§ **Selected text**:

++++

The student at Brooklyn Tech added: “I’m definitely a little more scared now. People always tell me to be careful on the subway, but I’ve never actually experienced anything. Now that I have, it’s pretty scary.”
Juliana Fonda, a broadcast engineer at WNYC, told the Gothamist she heard shots fired from one car over while riding the N train.
“People were pounding and looking behind them, running, trying to get on to the train,” Ms Fonda said.
“The door locked between cars and the people behind us, there were a lot of loud pops and there was smoke in the other car.”
Another commuter told the news site that 36th St station was filled with smoke as subway riders tried to evacuate.
“There was blood everywhere,” the commuter, who gave her first name Joana, said.
“Everybody’s just running out because they thought they were next.”
Few confirmed details have been given about the “undetonated devices” found at the station, but the NYPD said none of them were “active” amid unverified social media reports that an explosion may have gone off.
Police said the incident is not currently being investigated as an act of terrorism.

++++

§ **Extracted information**:
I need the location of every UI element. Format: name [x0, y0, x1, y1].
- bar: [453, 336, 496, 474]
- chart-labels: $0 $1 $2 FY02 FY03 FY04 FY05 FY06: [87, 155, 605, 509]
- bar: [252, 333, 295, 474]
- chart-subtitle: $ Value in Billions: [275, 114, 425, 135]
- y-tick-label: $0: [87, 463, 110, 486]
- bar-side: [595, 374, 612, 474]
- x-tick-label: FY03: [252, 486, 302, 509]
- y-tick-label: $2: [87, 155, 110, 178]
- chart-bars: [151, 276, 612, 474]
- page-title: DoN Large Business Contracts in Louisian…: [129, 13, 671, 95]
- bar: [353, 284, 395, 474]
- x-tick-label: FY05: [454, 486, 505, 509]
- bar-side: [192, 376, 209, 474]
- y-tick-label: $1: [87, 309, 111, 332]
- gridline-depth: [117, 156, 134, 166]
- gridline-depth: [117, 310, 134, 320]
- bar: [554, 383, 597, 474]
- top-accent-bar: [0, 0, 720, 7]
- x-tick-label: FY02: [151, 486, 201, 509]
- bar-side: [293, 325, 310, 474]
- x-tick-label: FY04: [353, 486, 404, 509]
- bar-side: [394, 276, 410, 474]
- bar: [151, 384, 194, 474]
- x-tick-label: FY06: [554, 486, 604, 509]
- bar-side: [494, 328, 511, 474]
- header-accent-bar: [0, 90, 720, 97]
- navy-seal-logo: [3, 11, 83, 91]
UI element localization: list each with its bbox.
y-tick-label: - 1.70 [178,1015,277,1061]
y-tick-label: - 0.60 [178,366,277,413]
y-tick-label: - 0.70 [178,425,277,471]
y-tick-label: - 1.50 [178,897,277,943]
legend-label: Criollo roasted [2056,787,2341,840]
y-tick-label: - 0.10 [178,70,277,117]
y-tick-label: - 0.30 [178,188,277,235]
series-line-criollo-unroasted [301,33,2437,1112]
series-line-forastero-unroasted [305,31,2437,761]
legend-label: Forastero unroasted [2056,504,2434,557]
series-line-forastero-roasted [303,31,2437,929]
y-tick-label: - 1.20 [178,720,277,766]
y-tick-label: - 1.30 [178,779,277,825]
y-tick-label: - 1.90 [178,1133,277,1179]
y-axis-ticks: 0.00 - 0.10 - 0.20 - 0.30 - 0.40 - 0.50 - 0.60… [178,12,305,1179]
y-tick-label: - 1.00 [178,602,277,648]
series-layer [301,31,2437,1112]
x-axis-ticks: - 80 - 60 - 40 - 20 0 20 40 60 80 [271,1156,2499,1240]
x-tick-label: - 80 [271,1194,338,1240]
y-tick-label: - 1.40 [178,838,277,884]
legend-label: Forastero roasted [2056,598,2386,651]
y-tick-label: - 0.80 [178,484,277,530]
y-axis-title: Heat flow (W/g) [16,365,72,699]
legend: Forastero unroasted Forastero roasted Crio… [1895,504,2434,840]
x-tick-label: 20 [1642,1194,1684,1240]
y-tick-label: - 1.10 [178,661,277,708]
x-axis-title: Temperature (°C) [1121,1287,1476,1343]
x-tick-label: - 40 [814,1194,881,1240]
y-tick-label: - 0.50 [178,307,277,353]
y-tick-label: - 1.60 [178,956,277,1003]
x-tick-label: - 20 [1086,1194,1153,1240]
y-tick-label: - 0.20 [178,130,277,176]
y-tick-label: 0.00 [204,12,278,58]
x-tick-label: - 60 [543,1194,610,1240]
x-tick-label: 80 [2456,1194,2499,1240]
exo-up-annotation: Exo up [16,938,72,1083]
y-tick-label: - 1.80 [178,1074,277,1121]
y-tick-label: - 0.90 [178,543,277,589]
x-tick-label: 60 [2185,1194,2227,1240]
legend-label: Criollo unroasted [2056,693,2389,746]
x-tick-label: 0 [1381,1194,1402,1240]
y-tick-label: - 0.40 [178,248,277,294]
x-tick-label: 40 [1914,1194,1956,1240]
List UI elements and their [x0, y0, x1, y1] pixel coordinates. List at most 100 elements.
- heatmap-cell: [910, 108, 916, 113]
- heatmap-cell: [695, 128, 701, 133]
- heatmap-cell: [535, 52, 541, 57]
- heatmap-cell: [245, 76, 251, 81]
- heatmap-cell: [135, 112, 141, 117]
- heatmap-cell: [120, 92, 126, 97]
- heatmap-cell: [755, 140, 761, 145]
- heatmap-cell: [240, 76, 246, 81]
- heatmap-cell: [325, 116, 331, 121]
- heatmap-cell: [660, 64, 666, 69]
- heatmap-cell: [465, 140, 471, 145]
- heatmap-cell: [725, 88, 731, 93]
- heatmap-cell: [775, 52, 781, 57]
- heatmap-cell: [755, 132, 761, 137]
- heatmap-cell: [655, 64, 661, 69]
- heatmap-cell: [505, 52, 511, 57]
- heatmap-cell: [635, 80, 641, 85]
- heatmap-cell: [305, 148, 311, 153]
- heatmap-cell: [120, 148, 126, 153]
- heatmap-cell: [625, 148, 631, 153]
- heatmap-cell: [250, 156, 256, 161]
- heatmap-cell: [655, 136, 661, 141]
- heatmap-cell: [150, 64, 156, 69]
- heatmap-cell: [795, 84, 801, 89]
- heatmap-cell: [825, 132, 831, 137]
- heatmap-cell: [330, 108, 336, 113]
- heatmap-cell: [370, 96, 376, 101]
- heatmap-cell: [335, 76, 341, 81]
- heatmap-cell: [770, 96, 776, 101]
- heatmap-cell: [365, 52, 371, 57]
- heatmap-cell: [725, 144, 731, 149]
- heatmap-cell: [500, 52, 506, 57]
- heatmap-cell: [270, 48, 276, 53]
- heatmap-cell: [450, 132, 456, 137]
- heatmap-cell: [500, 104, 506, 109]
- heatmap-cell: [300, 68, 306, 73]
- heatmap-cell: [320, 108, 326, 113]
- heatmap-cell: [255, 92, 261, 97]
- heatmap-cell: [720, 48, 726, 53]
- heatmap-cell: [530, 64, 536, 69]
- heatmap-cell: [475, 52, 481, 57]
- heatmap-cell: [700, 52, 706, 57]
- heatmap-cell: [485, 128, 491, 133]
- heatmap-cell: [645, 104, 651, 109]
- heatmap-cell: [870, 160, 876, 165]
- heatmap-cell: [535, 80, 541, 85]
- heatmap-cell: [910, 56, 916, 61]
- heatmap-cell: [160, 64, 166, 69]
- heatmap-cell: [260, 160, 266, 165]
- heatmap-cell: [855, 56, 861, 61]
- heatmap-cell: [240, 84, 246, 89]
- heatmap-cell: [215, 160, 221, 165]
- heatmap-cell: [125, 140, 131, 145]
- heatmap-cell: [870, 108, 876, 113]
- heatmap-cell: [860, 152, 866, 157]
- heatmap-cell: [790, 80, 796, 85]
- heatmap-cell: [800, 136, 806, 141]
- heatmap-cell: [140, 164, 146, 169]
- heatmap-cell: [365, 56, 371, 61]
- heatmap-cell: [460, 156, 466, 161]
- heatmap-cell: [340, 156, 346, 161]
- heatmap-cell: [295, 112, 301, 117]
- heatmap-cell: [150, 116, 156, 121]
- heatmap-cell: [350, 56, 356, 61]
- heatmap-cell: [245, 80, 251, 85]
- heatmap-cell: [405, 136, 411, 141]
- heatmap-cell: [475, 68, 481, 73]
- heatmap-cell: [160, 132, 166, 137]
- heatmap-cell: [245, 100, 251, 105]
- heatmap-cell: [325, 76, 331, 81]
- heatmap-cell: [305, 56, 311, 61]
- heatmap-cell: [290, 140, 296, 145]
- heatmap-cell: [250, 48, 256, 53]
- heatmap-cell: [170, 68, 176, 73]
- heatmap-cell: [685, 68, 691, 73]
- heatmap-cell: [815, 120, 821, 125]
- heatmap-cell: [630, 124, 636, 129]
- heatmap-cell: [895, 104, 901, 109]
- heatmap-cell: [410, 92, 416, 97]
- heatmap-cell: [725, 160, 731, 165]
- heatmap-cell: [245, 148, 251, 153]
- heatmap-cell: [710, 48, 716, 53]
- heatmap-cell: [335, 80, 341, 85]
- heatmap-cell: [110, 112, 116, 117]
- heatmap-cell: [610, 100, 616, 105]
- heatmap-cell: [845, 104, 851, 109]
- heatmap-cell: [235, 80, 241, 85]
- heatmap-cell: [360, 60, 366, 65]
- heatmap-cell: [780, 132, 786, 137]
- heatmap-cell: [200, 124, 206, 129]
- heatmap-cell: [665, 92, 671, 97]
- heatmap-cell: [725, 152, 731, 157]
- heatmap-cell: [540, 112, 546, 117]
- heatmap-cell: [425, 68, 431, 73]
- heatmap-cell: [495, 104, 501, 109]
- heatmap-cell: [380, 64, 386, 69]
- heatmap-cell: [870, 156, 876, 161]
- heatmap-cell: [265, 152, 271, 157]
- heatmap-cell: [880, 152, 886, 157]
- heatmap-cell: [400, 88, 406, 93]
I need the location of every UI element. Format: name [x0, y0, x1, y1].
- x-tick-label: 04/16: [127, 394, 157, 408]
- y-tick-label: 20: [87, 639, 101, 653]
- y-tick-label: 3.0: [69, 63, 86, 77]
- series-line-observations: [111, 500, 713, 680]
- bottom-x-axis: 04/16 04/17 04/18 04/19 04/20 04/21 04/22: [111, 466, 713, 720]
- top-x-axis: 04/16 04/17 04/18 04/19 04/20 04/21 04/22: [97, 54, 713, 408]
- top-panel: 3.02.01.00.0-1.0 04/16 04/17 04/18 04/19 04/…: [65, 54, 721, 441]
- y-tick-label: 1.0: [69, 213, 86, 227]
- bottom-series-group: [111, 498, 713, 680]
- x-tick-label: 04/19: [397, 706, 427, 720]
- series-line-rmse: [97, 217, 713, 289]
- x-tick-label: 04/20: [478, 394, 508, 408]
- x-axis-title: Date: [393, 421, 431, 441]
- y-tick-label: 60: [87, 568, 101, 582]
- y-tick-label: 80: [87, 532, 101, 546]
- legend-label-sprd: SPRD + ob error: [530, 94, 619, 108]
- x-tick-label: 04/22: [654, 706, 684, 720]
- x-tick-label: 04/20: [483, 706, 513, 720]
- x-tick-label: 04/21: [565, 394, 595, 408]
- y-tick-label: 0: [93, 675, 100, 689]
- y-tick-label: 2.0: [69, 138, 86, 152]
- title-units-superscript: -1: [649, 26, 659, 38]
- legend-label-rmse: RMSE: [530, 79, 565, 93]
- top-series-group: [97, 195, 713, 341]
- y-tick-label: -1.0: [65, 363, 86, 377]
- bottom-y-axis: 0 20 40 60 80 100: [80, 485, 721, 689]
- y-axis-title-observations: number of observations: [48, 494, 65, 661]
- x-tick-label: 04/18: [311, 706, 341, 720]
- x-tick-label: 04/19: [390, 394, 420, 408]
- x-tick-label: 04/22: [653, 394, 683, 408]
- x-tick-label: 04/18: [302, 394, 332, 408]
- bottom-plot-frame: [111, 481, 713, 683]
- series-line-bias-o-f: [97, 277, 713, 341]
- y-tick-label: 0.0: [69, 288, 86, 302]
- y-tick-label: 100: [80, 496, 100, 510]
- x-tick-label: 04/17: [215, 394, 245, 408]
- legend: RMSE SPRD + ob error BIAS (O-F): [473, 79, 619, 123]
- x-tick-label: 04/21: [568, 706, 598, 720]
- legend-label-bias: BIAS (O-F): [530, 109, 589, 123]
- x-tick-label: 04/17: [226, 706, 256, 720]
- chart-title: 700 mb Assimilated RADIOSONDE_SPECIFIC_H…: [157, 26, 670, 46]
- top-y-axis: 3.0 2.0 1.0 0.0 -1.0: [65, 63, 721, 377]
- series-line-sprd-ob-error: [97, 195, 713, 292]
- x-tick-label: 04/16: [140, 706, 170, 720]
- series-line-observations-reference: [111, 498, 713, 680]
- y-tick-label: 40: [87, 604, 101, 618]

++++

§ **Task requirements**:
(a) Translate this sentence from the subway shooting article into Spanish: "Police said the incident is not currently being investigated as an act of terrorism."
(b) According to the subway shooting article, what was Juliana Fonda's job?
(c) Reproduce a passage of the subway shooting article, beginning at the words "Juliana Fonda, a" and stopping after "tried to evacuate.".
The data plays no part in the work on the subway shooting article.

§ **Task answers**:
(a) La policía dijo que el incidente no se está investigando actualmente como un acto de terrorismo.

(b) She was a broadcast engineer at WNYC.

(c)
Juliana Fonda, a broadcast engineer at WNYC, told the Gothamist she heard shots fired from one car over while riding the N train.
“People were pounding and looking behind them, running, trying to get on to the train,” Ms Fonda said.
“The door locked between cars and the people behind us, there were a lot of loud pops and there was smoke in the other car.”
Another commuter told the news site that 36th St station was filled with smoke as subway riders tried to evacuate.